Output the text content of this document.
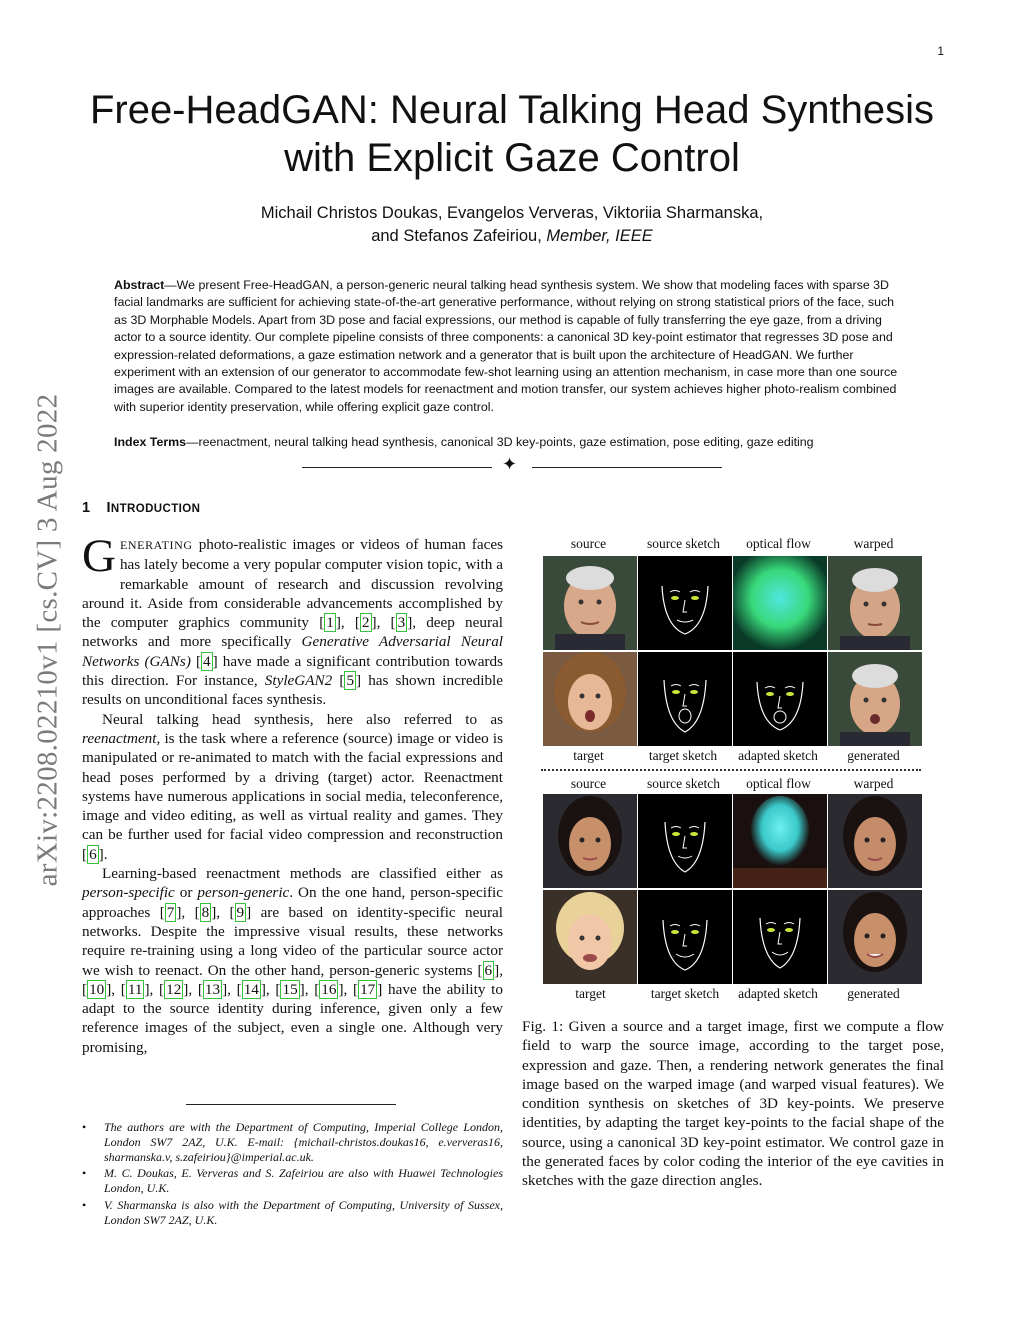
1
arXiv:2208.02210v1 [cs.CV] 3 Aug 2022
Free-HeadGAN: Neural Talking Head Synthesis with Explicit Gaze Control
Michail Christos Doukas, Evangelos Ververas, Viktoriia Sharmanska,
and Stefanos Zafeiriou, Member, IEEE
Abstract—We present Free-HeadGAN, a person-generic neural talking head synthesis system. We show that modeling faces with sparse 3D facial landmarks are sufficient for achieving state-of-the-art generative performance, without relying on strong statistical priors of the face, such as 3D Morphable Models. Apart from 3D pose and facial expressions, our method is capable of fully transferring the eye gaze, from a driving actor to a source identity. Our complete pipeline consists of three components: a canonical 3D key-point estimator that regresses 3D pose and expression-related deformations, a gaze estimation network and a generator that is built upon the architecture of HeadGAN. We further experiment with an extension of our generator to accommodate few-shot learning using an attention mechanism, in case more than one source images are available. Compared to the latest models for reenactment and motion transfer, our system achieves higher photo-realism combined with superior identity preservation, while offering explicit gaze control.
Index Terms—reenactment, neural talking head synthesis, canonical 3D key-points, gaze estimation, pose editing, gaze editing
✦
1 INTRODUCTION

GENERATING photo-realistic images or videos of human faces has lately become a very popular computer vision topic, with a remarkable amount of research and discussion revolving around it. Aside from considerable advancements accomplished by the computer graphics community [ 1 ], [ 2 ], [ 3 ], deep neural networks and more specifically Generative Adversarial Neural Networks (GANs) [ 4 ] have made a significant contribution towards this direction. For instance, StyleGAN2 [ 5 ] has shown incredible results on unconditional faces synthesis.

Neural talking head synthesis, here also referred to as reenactment, is the task where a reference (source) image or video is manipulated or re-animated to match with the facial expressions and head poses performed by a driving (target) actor. Reenactment systems have numerous applications in social media, teleconference, image and video editing, as well as virtual reality and games. They can be further used for facial video compression and reconstruction [ 6 ].

Learning-based reenactment methods are classified either as person-specific or person-generic. On the one hand, person-specific approaches [ 7 ], [ 8 ], [ 9 ] are based on identity-specific neural networks. Despite the impressive visual results, these networks require re-training using a long video of the particular source actor we wish to reenact. On the other hand, person-generic systems [ 6 ], [ 10 ], [ 11 ], [ 12 ], [ 13 ], [ 14 ], [ 15 ], [ 16 ], [ 17 ] have the ability to adapt to the source identity during inference, given only a few reference images of the subject, even a single one. Although very promising,

• The authors are with the Department of Computing, Imperial College London, London SW7 2AZ, U.K. E-mail: {michail-christos.doukas16, e.ververas16, sharmanska.v, s.zafeiriou}@imperial.ac.uk.
• M. C. Doukas, E. Ververas and S. Zafeiriou are also with Huawei Technologies London, U.K.
• V. Sharmanska is also with the Department of Computing, University of Sussex, London SW7 2AZ, U.K.
source	source sketch	optical flow	warped
target	target sketch	adapted sketch	generated
source	source sketch	optical flow	warped
target	target sketch	adapted sketch	generated
Fig. 1: Given a source and a target image, first we compute a flow field to warp the source image, according to the target pose, expression and gaze. Then, a rendering network generates the final image based on the warped image (and warped visual features). We condition synthesis on sketches of 3D key-points. We preserve identities, by adapting the target key-points to the facial shape of the source, using a canonical 3D key-point estimator. We control gaze in the generated faces by color coding the interior of the eye cavities in sketches with the gaze direction angles.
+ + + + + + +
• Set task:
Which lines above contain the word "very"? Copy each of them.

• Response for this exercise:
GENERATING photo-realistic images or videos of human faces has lately become a very popular computer vision topic, with a remarkable amount of research and discussion revolving around it. Aside from considerable advancements accomplished by the computer graphics community [ 1 ], [ 2 ], [ 3 ], deep neural networks and more specifically Generative Adversarial Neural Networks (GANs) [ 4 ] have made a significant contribution towards this direction. For instance, StyleGAN2 [ 5 ] has shown incredible results on unconditional faces synthesis.
Learning-based reenactment methods are classified either as person-specific or person-generic. On the one hand, person-specific approaches [ 7 ], [ 8 ], [ 9 ] are based on identity-specific neural networks. Despite the impressive visual results, these networks require re-training using a long video of the particular source actor we wish to reenact. On the other hand, person-generic systems [ 6 ], [ 10 ], [ 11 ], [ 12 ], [ 13 ], [ 14 ], [ 15 ], [ 16 ], [ 17 ] have the ability to adapt to the source identity during inference, given only a few reference images of the subject, even a single one. Although very promising,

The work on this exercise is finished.